SUPPLIED MATERIAL:
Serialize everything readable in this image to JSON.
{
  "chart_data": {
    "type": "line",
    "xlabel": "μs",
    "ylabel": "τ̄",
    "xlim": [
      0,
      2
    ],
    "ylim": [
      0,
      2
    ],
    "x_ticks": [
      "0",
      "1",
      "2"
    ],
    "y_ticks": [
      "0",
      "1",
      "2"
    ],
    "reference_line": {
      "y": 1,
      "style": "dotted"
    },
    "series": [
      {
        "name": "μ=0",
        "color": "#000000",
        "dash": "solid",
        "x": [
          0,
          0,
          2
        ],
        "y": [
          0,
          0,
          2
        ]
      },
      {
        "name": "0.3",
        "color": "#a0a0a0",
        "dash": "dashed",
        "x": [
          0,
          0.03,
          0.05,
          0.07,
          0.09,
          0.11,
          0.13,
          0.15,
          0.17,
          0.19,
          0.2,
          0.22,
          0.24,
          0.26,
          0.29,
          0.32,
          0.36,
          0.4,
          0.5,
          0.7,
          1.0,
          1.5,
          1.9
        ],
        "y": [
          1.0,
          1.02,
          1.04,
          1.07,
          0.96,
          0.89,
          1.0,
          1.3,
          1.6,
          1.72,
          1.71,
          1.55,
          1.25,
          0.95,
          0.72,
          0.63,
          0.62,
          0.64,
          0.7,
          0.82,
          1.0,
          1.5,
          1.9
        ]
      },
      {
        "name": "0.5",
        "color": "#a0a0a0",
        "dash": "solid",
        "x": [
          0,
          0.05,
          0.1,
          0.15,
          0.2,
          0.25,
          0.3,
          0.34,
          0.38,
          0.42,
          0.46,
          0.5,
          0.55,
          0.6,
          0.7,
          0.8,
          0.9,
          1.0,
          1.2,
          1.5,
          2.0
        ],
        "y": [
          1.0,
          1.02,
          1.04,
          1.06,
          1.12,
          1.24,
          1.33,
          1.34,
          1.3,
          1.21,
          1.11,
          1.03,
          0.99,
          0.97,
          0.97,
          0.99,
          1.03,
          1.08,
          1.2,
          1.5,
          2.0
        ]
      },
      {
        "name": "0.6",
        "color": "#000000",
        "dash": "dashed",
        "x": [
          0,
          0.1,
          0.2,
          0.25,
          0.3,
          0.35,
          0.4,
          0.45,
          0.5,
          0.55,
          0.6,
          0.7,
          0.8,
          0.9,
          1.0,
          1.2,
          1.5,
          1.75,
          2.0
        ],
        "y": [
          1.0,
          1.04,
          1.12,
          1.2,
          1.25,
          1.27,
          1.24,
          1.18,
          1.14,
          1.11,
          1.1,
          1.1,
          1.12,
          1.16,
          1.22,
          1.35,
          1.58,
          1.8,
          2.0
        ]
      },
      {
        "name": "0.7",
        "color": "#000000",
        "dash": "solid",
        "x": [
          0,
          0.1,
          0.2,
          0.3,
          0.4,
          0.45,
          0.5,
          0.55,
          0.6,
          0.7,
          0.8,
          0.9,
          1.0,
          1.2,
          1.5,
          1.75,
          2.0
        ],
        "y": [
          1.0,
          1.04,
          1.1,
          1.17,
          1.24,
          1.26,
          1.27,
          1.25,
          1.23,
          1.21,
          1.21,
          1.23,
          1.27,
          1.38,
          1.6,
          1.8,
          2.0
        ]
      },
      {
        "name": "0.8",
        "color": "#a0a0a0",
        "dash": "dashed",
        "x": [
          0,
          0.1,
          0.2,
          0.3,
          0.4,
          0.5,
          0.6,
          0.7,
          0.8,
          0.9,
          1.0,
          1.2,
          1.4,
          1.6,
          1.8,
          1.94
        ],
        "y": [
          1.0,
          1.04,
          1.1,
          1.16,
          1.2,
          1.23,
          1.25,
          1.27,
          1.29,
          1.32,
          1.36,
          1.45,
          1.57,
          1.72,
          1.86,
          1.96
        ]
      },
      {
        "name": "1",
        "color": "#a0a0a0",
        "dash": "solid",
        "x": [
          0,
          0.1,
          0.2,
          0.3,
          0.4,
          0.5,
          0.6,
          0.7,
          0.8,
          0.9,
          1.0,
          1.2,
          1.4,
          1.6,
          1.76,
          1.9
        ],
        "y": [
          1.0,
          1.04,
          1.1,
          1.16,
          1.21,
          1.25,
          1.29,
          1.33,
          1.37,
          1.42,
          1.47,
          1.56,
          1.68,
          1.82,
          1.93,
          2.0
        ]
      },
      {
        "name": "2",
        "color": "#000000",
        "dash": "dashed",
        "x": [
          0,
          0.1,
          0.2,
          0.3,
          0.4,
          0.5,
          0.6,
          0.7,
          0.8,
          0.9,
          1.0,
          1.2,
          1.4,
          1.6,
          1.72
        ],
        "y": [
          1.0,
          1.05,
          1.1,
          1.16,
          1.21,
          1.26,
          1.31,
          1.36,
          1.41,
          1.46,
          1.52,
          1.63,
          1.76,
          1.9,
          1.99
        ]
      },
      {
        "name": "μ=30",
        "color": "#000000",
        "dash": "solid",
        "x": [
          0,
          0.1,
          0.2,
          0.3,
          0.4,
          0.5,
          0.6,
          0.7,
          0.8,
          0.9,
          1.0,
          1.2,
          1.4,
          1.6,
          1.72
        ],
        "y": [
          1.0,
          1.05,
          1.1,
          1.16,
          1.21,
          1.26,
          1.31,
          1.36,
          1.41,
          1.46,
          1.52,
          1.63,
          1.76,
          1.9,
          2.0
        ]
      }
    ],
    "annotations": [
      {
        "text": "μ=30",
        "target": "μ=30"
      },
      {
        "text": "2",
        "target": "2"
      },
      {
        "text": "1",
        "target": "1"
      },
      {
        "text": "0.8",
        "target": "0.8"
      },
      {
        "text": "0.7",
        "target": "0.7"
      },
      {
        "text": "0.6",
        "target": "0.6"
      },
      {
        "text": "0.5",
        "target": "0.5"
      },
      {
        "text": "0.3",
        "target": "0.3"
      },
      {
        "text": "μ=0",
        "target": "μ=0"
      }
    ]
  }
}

AIM OF THE TASK:
Print every record exactly as it was given.

SOLUTION TO THIS PROBLEM:
Serialize everything readable in this image to JSON.
{
  "chart_data": {
    "type": "line",
    "xlabel": "μs",
    "ylabel": "τ̄",
    "xlim": [
      0,
      2
    ],
    "ylim": [
      0,
      2
    ],
    "x_ticks": [
      "0",
      "1",
      "2"
    ],
    "y_ticks": [
      "0",
      "1",
      "2"
    ],
    "reference_line": {
      "y": 1,
      "style": "dotted"
    },
    "series": [
      {
        "name": "μ=0",
        "color": "#000000",
        "dash": "solid",
        "x": [
          0,
          0,
          2
        ],
        "y": [
          0,
          0,
          2
        ]
      },
      {
        "name": "0.3",
        "color": "#a0a0a0",
        "dash": "dashed",
        "x": [
          0,
          0.03,
          0.05,
          0.07,
          0.09,
          0.11,
          0.13,
          0.15,
          0.17,
          0.19,
          0.2,
          0.22,
          0.24,
          0.26,
          0.29,
          0.32,
          0.36,
          0.4,
          0.5,
          0.7,
          1.0,
          1.5,
          1.9
        ],
        "y": [
          1.0,
          1.02,
          1.04,
          1.07,
          0.96,
          0.89,
          1.0,
          1.3,
          1.6,
          1.72,
          1.71,
          1.55,
          1.25,
          0.95,
          0.72,
          0.63,
          0.62,
          0.64,
          0.7,
          0.82,
          1.0,
          1.5,
          1.9
        ]
      },
      {
        "name": "0.5",
        "color": "#a0a0a0",
        "dash": "solid",
        "x": [
          0,
          0.05,
          0.1,
          0.15,
          0.2,
          0.25,
          0.3,
          0.34,
          0.38,
          0.42,
          0.46,
          0.5,
          0.55,
          0.6,
          0.7,
          0.8,
          0.9,
          1.0,
          1.2,
          1.5,
          2.0
        ],
        "y": [
          1.0,
          1.02,
          1.04,
          1.06,
          1.12,
          1.24,
          1.33,
          1.34,
          1.3,
          1.21,
          1.11,
          1.03,
          0.99,
          0.97,
          0.97,
          0.99,
          1.03,
          1.08,
          1.2,
          1.5,
          2.0
        ]
      },
      {
        "name": "0.6",
        "color": "#000000",
        "dash": "dashed",
        "x": [
          0,
          0.1,
          0.2,
          0.25,
          0.3,
          0.35,
          0.4,
          0.45,
          0.5,
          0.55,
          0.6,
          0.7,
          0.8,
          0.9,
          1.0,
          1.2,
          1.5,
          1.75,
          2.0
        ],
        "y": [
          1.0,
          1.04,
          1.12,
          1.2,
          1.25,
          1.27,
          1.24,
          1.18,
          1.14,
          1.11,
          1.1,
          1.1,
          1.12,
          1.16,
          1.22,
          1.35,
          1.58,
          1.8,
          2.0
        ]
      },
      {
        "name": "0.7",
        "color": "#000000",
        "dash": "solid",
        "x": [
          0,
          0.1,
          0.2,
          0.3,
          0.4,
          0.45,
          0.5,
          0.55,
          0.6,
          0.7,
          0.8,
          0.9,
          1.0,
          1.2,
          1.5,
          1.75,
          2.0
        ],
        "y": [
          1.0,
          1.04,
          1.1,
          1.17,
          1.24,
          1.26,
          1.27,
          1.25,
          1.23,
          1.21,
          1.21,
          1.23,
          1.27,
          1.38,
          1.6,
          1.8,
          2.0
        ]
      },
      {
        "name": "0.8",
        "color": "#a0a0a0",
        "dash": "dashed",
        "x": [
          0,
          0.1,
          0.2,
          0.3,
          0.4,
          0.5,
          0.6,
          0.7,
          0.8,
          0.9,
          1.0,
          1.2,
          1.4,
          1.6,
          1.8,
          1.94
        ],
        "y": [
          1.0,
          1.04,
          1.1,
          1.16,
          1.2,
          1.23,
          1.25,
          1.27,
          1.29,
          1.32,
          1.36,
          1.45,
          1.57,
          1.72,
          1.86,
          1.96
        ]
      },
      {
        "name": "1",
        "color": "#a0a0a0",
        "dash": "solid",
        "x": [
          0,
          0.1,
          0.2,
          0.3,
          0.4,
          0.5,
          0.6,
          0.7,
          0.8,
          0.9,
          1.0,
          1.2,
          1.4,
          1.6,
          1.76,
          1.9
        ],
        "y": [
          1.0,
          1.04,
          1.1,
          1.16,
          1.21,
          1.25,
          1.29,
          1.33,
          1.37,
          1.42,
          1.47,
          1.56,
          1.68,
          1.82,
          1.93,
          2.0
        ]
      },
      {
        "name": "2",
        "color": "#000000",
        "dash": "dashed",
        "x": [
          0,
          0.1,
          0.2,
          0.3,
          0.4,
          0.5,
          0.6,
          0.7,
          0.8,
          0.9,
          1.0,
          1.2,
          1.4,
          1.6,
          1.72
        ],
        "y": [
          1.0,
          1.05,
          1.1,
          1.16,
          1.21,
          1.26,
          1.31,
          1.36,
          1.41,
          1.46,
          1.52,
          1.63,
          1.76,
          1.9,
          1.99
        ]
      },
      {
        "name": "μ=30",
        "color": "#000000",
        "dash": "solid",
        "x": [
          0,
          0.1,
          0.2,
          0.3,
          0.4,
          0.5,
          0.6,
          0.7,
          0.8,
          0.9,
          1.0,
          1.2,
          1.4,
          1.6,
          1.72
        ],
        "y": [
          1.0,
          1.05,
          1.1,
          1.16,
          1.21,
          1.26,
          1.31,
          1.36,
          1.41,
          1.46,
          1.52,
          1.63,
          1.76,
          1.9,
          2.0
        ]
      }
    ],
    "annotations": [
      {
        "text": "μ=30",
        "target": "μ=30"
      },
      {
        "text": "2",
        "target": "2"
      },
      {
        "text": "1",
        "target": "1"
      },
      {
        "text": "0.8",
        "target": "0.8"
      },
      {
        "text": "0.7",
        "target": "0.7"
      },
      {
        "text": "0.6",
        "target": "0.6"
      },
      {
        "text": "0.5",
        "target": "0.5"
      },
      {
        "text": "0.3",
        "target": "0.3"
      },
      {
        "text": "μ=0",
        "target": "μ=0"
      }
    ]
  }
}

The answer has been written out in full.